Record set:
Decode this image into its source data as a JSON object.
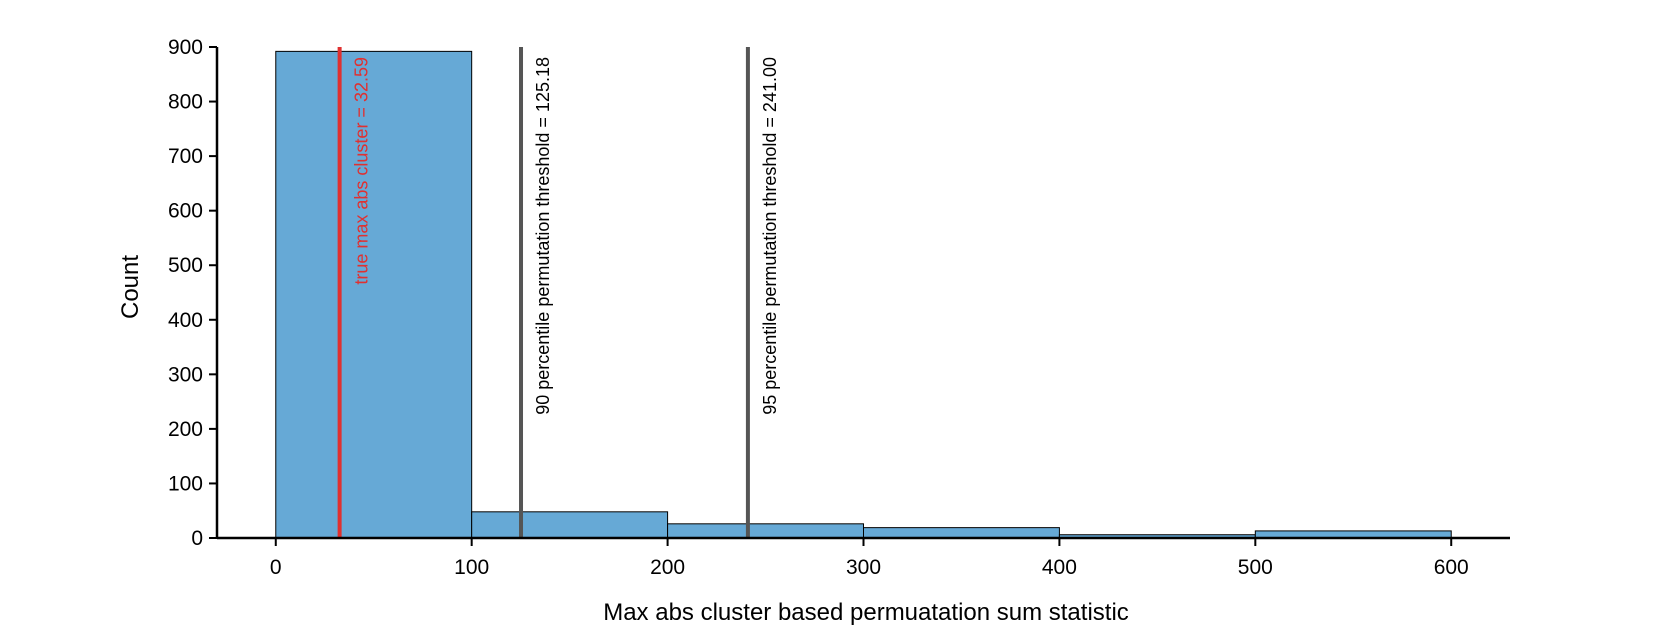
{
  "chart_data": {
    "type": "bar",
    "title": "",
    "xlabel": "Max abs cluster based permuatation sum statistic",
    "ylabel": "Count",
    "xlim": [
      -30,
      630
    ],
    "ylim": [
      0,
      900
    ],
    "xticks": [
      0,
      100,
      200,
      300,
      400,
      500,
      600
    ],
    "yticks": [
      0,
      100,
      200,
      300,
      400,
      500,
      600,
      700,
      800,
      900
    ],
    "bins": [
      {
        "x0": 0,
        "x1": 100,
        "count": 892
      },
      {
        "x0": 100,
        "x1": 200,
        "count": 48
      },
      {
        "x0": 200,
        "x1": 300,
        "count": 26
      },
      {
        "x0": 300,
        "x1": 400,
        "count": 19
      },
      {
        "x0": 400,
        "x1": 500,
        "count": 6
      },
      {
        "x0": 500,
        "x1": 600,
        "count": 13
      }
    ],
    "bar_color": "#66a9d6",
    "grid": false,
    "vlines": [
      {
        "x": 32.59,
        "label": "true max abs cluster = 32.59",
        "color": "#e03030"
      },
      {
        "x": 125.18,
        "label": "90 percentile permutation threshold = 125.18",
        "color": "#555555"
      },
      {
        "x": 241.0,
        "label": "95 percentile permutation threshold = 241.00",
        "color": "#555555"
      }
    ]
  }
}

Exercise directions:
Pictures appear in the records above. Output everything except them, exactly.

Output for this exercise:
Decode this image into its source data as a JSON object.
{
  "chart_data": {
    "type": "bar",
    "title": "",
    "xlabel": "Max abs cluster based permuatation sum statistic",
    "ylabel": "Count",
    "xlim": [
      -30,
      630
    ],
    "ylim": [
      0,
      900
    ],
    "xticks": [
      0,
      100,
      200,
      300,
      400,
      500,
      600
    ],
    "yticks": [
      0,
      100,
      200,
      300,
      400,
      500,
      600,
      700,
      800,
      900
    ],
    "bins": [
      {
        "x0": 0,
        "x1": 100,
        "count": 892
      },
      {
        "x0": 100,
        "x1": 200,
        "count": 48
      },
      {
        "x0": 200,
        "x1": 300,
        "count": 26
      },
      {
        "x0": 300,
        "x1": 400,
        "count": 19
      },
      {
        "x0": 400,
        "x1": 500,
        "count": 6
      },
      {
        "x0": 500,
        "x1": 600,
        "count": 13
      }
    ],
    "bar_color": "#66a9d6",
    "grid": false,
    "vlines": [
      {
        "x": 32.59,
        "label": "true max abs cluster = 32.59",
        "color": "#e03030"
      },
      {
        "x": 125.18,
        "label": "90 percentile permutation threshold = 125.18",
        "color": "#555555"
      },
      {
        "x": 241.0,
        "label": "95 percentile permutation threshold = 241.00",
        "color": "#555555"
      }
    ]
  }
}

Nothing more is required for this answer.